Stated problem >>
Where a line contains the string "строительства", copy that line.
-- START Dataset extract --
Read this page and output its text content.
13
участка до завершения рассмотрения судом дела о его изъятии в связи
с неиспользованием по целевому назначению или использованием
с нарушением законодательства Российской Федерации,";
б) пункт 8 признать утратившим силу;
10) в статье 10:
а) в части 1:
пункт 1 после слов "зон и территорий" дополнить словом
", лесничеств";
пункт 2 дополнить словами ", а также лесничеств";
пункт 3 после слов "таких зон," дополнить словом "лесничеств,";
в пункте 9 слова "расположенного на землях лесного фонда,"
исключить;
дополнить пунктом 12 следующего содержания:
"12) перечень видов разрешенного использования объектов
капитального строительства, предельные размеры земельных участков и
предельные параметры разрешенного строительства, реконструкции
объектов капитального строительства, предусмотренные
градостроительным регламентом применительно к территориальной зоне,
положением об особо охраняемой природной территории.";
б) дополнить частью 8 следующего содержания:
-- END Dataset extract --
Exercise response >>
капитального строительства, предельные размеры земельных участков и
предельные параметры разрешенного строительства, реконструкции
объектов капитального строительства, предусмотренные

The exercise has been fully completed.